━━ EXTRACTED INFORMATION ━━

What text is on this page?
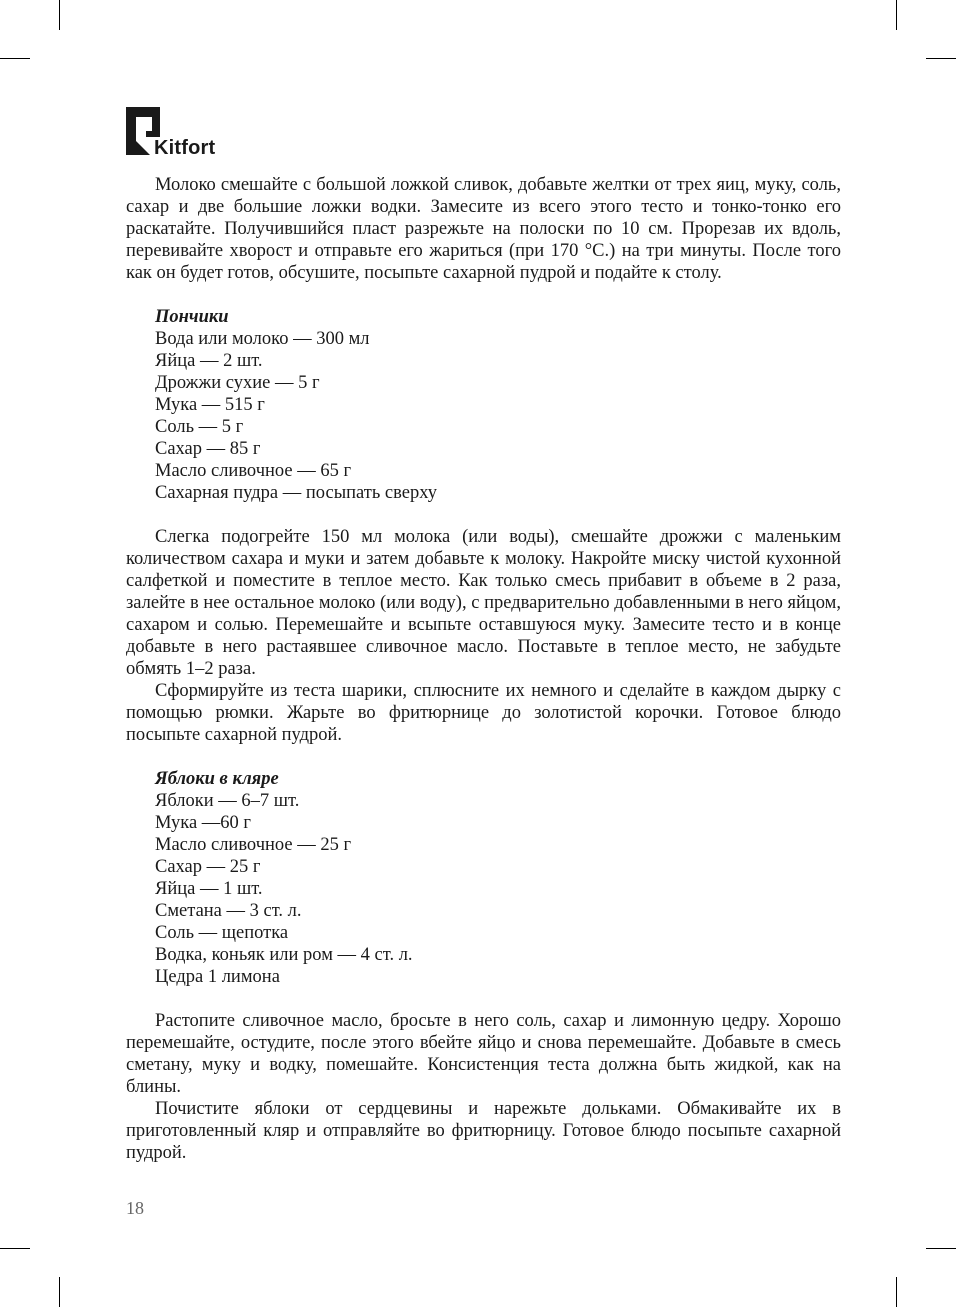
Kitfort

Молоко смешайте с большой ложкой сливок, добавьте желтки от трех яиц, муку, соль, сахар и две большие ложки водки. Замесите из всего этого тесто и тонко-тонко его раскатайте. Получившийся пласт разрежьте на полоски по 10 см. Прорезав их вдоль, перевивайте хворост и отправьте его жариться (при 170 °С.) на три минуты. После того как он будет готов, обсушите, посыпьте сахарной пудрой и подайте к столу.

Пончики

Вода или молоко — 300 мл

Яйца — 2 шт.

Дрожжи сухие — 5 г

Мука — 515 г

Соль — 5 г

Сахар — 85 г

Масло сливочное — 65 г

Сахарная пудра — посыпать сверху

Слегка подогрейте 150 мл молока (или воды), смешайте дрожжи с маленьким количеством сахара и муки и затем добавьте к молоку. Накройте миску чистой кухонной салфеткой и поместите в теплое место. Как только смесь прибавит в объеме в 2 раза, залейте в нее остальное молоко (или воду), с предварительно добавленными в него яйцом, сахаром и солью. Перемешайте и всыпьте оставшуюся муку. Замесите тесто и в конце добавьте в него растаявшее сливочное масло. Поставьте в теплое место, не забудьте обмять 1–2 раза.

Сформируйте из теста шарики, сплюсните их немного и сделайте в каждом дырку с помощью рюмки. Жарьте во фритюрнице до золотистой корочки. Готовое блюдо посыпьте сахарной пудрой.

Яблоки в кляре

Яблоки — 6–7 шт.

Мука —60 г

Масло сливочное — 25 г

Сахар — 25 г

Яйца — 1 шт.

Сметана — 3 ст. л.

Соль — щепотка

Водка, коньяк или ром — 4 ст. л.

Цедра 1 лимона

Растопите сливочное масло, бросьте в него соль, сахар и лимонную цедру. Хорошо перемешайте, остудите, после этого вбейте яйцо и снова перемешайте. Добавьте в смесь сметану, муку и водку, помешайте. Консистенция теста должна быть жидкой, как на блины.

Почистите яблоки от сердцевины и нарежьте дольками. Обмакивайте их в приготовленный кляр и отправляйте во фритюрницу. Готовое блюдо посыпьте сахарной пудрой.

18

━━━
━━ EXTRACTED INFORMATION ━━

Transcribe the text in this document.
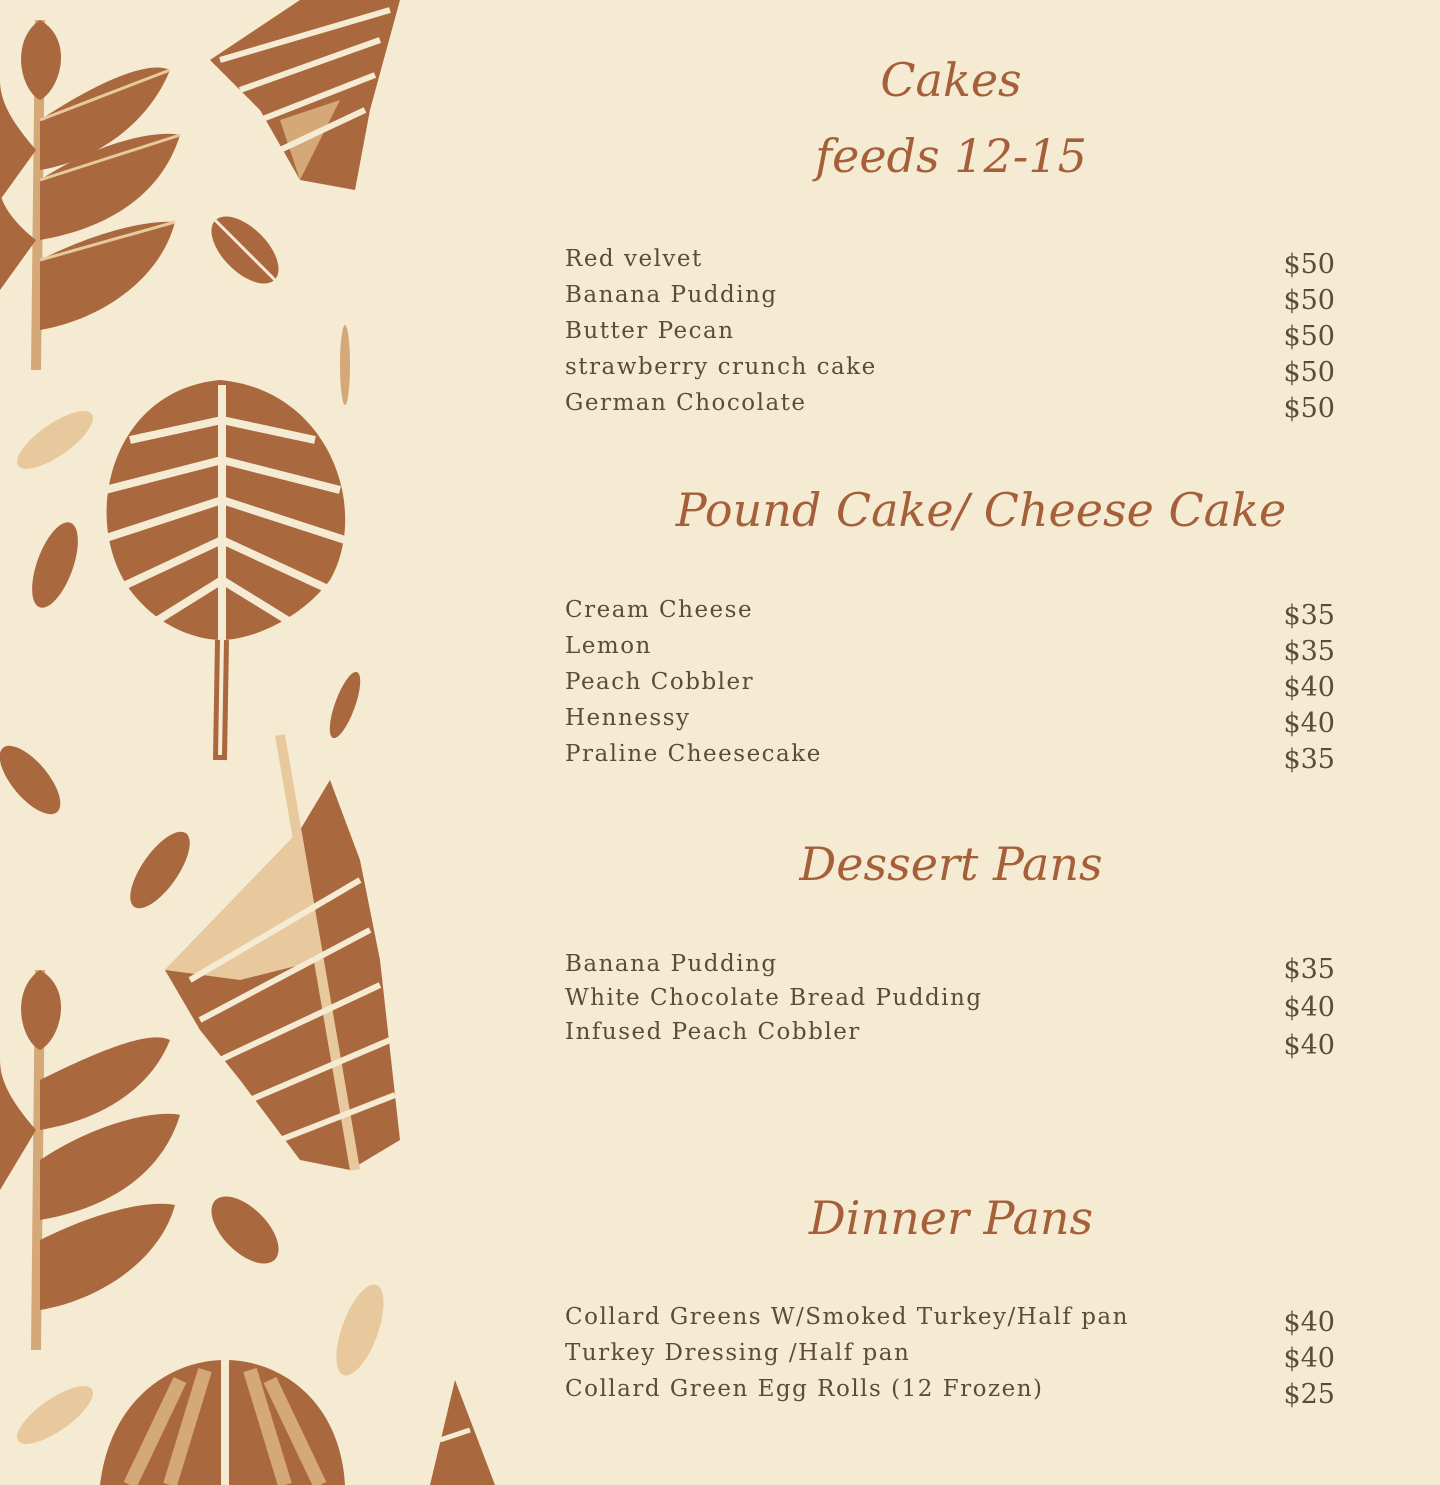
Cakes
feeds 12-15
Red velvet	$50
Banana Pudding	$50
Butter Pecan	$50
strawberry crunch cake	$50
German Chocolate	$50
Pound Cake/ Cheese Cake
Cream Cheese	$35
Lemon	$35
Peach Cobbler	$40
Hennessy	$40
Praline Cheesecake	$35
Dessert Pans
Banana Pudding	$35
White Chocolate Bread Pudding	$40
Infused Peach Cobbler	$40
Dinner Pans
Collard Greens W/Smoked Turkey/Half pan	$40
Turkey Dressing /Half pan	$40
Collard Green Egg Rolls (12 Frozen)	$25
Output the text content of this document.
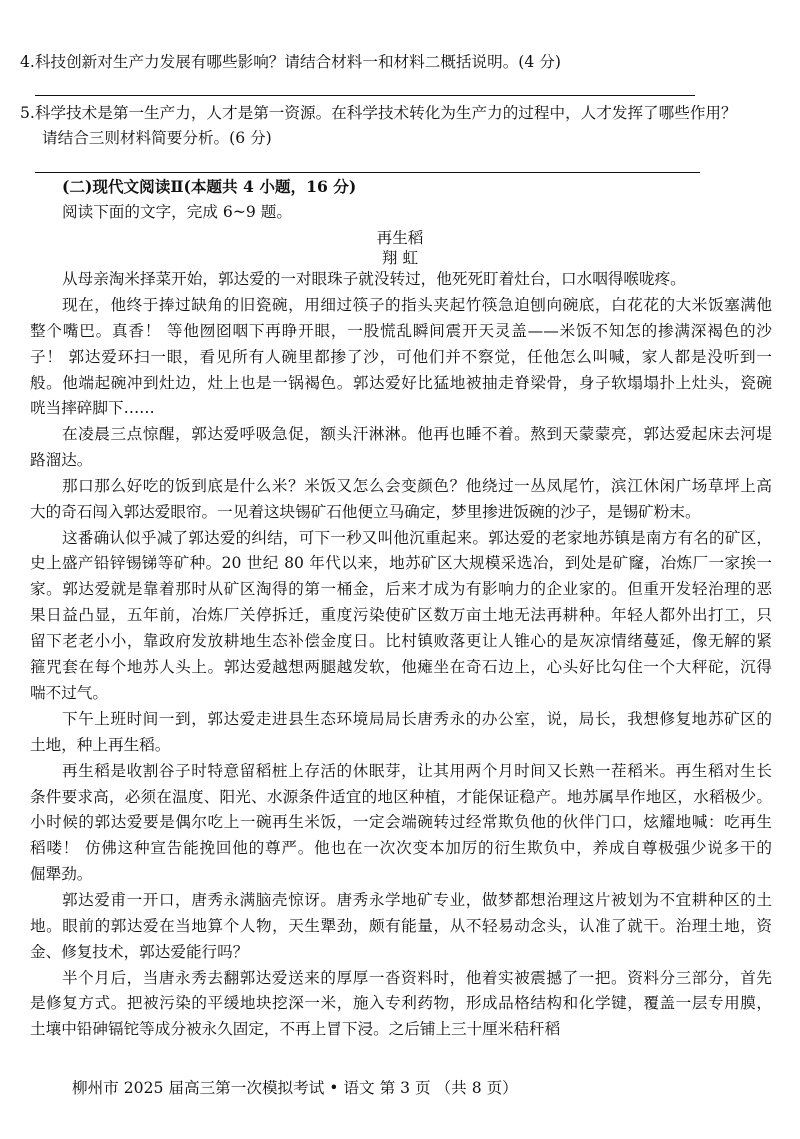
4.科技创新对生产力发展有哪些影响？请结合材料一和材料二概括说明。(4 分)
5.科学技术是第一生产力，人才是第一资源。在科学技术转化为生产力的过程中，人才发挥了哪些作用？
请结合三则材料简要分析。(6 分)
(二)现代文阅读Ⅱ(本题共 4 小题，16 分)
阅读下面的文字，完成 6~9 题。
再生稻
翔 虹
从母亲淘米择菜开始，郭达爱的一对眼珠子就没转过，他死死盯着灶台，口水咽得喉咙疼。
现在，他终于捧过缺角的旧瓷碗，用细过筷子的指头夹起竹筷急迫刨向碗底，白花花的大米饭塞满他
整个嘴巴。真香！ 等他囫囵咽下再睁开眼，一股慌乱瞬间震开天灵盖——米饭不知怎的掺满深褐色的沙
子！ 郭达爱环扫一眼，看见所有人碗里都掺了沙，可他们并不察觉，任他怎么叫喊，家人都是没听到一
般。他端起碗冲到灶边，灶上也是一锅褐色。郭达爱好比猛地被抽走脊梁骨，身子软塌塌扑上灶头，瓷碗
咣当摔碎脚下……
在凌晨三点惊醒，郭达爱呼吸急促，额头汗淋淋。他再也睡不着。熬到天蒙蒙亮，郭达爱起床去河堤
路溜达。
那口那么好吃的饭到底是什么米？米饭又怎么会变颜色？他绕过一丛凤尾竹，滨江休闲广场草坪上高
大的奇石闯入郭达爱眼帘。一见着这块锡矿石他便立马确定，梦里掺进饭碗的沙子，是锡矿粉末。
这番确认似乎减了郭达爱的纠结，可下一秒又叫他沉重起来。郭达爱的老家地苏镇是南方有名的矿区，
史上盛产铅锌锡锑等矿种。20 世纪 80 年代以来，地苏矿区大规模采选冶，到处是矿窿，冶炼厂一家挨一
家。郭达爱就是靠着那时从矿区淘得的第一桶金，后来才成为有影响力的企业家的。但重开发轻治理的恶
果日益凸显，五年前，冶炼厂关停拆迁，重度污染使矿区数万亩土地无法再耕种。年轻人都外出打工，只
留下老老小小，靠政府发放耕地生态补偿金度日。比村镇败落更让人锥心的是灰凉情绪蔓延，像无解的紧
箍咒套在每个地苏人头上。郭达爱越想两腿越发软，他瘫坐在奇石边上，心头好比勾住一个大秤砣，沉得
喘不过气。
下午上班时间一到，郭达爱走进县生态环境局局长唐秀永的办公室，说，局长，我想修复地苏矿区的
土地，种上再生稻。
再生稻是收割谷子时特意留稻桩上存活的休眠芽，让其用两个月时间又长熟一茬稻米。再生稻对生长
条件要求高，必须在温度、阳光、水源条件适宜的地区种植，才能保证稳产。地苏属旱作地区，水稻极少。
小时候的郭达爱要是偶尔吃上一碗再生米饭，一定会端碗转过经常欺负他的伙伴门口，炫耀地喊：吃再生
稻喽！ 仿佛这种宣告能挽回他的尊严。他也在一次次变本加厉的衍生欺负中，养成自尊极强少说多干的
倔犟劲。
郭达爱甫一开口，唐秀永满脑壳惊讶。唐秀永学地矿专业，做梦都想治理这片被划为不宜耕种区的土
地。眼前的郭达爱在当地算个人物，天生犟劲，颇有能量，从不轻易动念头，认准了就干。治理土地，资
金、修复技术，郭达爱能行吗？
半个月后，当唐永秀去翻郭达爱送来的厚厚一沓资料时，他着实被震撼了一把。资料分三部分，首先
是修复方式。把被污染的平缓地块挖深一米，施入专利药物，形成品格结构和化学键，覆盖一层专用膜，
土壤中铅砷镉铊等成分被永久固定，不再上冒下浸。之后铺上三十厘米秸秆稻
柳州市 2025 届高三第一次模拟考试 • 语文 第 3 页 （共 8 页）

━━━

WHAT IS REQUIRED.
For each line of the listing that holds the word "блюдо", show that line.

RESPONSE.
Сформируйте из теста шарики, сплюсните их немного и сделайте в каждом дырку с помощью рюмки. Жарьте во фритюрнице до золотистой корочки. Готовое блюдо посыпьте сахарной пудрой.
Почистите яблоки от сердцевины и нарежьте дольками. Обмакивайте их в приготовленный кляр и отправляйте во фритюрницу. Готовое блюдо посыпьте сахарной пудрой.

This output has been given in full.